● **Prompt**
Look through the data below. Pick out the lines holding the string "this".

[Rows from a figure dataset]
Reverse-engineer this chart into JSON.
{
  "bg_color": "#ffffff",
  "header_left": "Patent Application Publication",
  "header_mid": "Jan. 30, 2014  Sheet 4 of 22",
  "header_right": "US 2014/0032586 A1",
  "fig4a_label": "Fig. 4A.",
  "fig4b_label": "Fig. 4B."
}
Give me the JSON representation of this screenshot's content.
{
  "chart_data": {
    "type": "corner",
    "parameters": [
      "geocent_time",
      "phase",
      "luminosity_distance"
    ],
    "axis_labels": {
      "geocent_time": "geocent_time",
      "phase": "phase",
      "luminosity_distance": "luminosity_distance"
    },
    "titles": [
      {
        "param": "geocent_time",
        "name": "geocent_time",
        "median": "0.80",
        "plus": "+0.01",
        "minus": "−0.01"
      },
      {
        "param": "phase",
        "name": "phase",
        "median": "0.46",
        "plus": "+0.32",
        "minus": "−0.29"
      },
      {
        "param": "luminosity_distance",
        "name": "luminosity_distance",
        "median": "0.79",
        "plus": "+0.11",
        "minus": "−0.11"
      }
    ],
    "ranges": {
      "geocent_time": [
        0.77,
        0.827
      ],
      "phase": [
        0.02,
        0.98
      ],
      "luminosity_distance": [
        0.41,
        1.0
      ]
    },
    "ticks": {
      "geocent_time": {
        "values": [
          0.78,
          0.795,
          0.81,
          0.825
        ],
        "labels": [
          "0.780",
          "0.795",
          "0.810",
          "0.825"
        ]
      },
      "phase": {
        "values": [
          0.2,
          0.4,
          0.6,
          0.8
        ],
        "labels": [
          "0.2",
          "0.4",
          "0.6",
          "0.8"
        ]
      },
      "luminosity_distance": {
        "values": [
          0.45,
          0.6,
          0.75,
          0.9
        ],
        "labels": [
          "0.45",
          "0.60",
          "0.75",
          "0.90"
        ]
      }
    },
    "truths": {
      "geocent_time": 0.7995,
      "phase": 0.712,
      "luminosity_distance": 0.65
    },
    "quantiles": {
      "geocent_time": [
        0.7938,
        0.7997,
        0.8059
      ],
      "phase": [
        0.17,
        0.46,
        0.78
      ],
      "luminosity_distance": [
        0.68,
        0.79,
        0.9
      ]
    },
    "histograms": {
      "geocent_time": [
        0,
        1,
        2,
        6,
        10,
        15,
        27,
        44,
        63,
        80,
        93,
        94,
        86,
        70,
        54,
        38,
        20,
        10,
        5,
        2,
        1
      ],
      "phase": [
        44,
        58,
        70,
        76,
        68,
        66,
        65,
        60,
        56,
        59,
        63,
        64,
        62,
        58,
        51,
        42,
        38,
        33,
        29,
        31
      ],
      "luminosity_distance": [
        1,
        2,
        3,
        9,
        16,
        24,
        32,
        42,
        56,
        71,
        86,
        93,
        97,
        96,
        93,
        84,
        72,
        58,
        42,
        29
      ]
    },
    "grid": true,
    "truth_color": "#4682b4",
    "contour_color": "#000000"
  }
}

● **Task output**
Reverse-engineer this chart into JSON.
Give me the JSON representation of this screenshot's content.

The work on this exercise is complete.